**TASK OBJECTIVE**
From the listing below, return each line that includes "frequency".

----

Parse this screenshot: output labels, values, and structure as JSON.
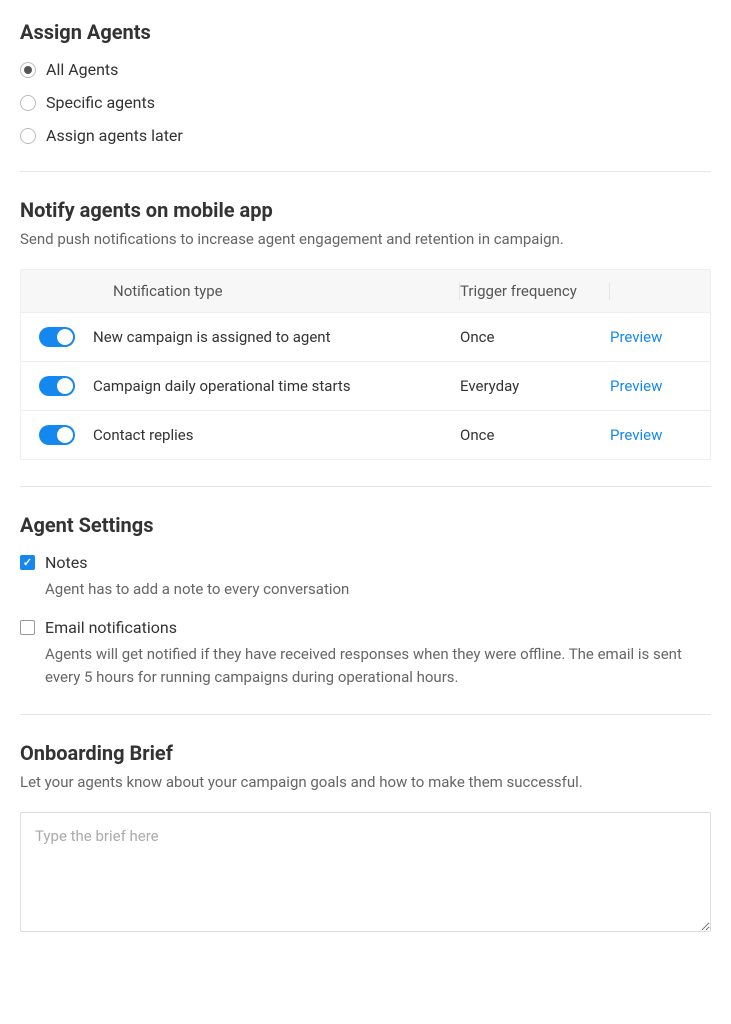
{
  "assignAgents": {
    "title": "Assign Agents",
    "options": [
      {
        "label": "All Agents",
        "selected": true
      },
      {
        "label": "Specific agents",
        "selected": false
      },
      {
        "label": "Assign agents later",
        "selected": false
      }
    ]
  },
  "notify": {
    "title": "Notify agents on mobile app",
    "subtitle": "Send push notifications to increase agent engagement and retention in campaign.",
    "headers": {
      "type": "Notification type",
      "frequency": "Trigger frequency"
    },
    "previewLabel": "Preview",
    "rows": [
      {
        "type": "New campaign is assigned to agent",
        "frequency": "Once",
        "enabled": true
      },
      {
        "type": "Campaign daily operational time starts",
        "frequency": "Everyday",
        "enabled": true
      },
      {
        "type": "Contact replies",
        "frequency": "Once",
        "enabled": true
      }
    ]
  },
  "agentSettings": {
    "title": "Agent Settings",
    "items": [
      {
        "label": "Notes",
        "desc": "Agent has to add a note to every conversation",
        "checked": true
      },
      {
        "label": "Email notifications",
        "desc": "Agents will get notified if they have received responses when they were offline. The email is sent every 5 hours for running campaigns during operational hours.",
        "checked": false
      }
    ]
  },
  "onboarding": {
    "title": "Onboarding Brief",
    "subtitle": "Let your agents know about your campaign goals and how to make them successful.",
    "placeholder": "Type the brief here",
    "value": ""
  }
}
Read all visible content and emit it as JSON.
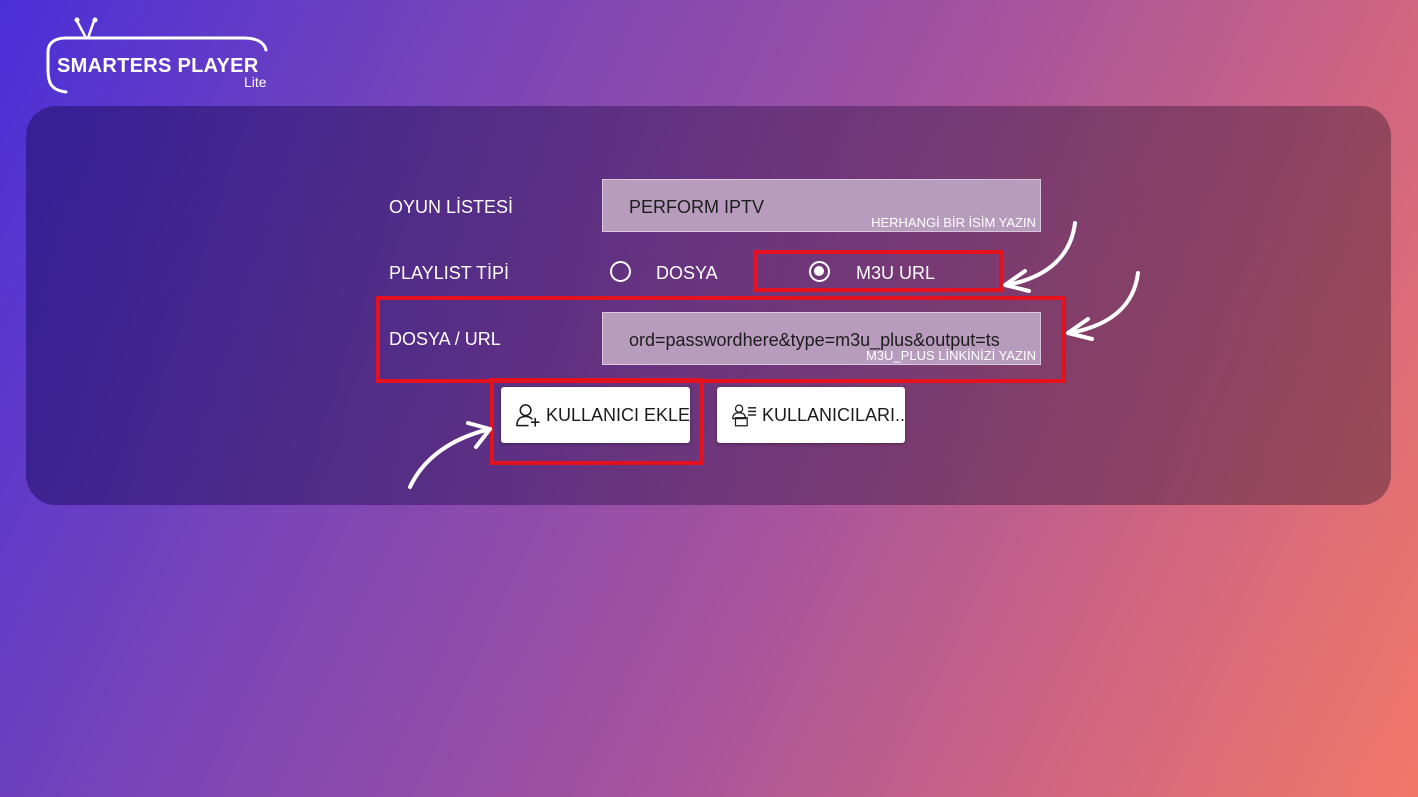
{
  "app": {
    "logo_title": "SMARTERS PLAYER",
    "logo_subtitle": "Lite"
  },
  "form": {
    "playlist_name": {
      "label": "OYUN LİSTESİ",
      "value": "PERFORM IPTV",
      "hint": "HERHANGİ BİR İSİM YAZIN"
    },
    "playlist_type": {
      "label": "PLAYLIST TİPİ",
      "options": [
        {
          "label": "DOSYA",
          "selected": false
        },
        {
          "label": "M3U URL",
          "selected": true
        }
      ]
    },
    "file_url": {
      "label": "DOSYA / URL",
      "value": "ord=passwordhere&type=m3u_plus&output=ts",
      "hint": "M3U_PLUS LİNKİNİZİ YAZIN"
    }
  },
  "buttons": {
    "add_user": "KULLANICI EKLE",
    "users": "KULLANICILARI.."
  },
  "colors": {
    "highlight": "#e4121f",
    "field_bg": "#b79cbd",
    "button_bg": "#ffffff"
  },
  "icons": [
    "tv-icon",
    "add-user-icon",
    "users-list-icon"
  ]
}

----

**FINAL ANSWER**
      "frequency": "Trigger frequency"
        "frequency": "Once",
        "frequency": "Everyday",
        "frequency": "Once",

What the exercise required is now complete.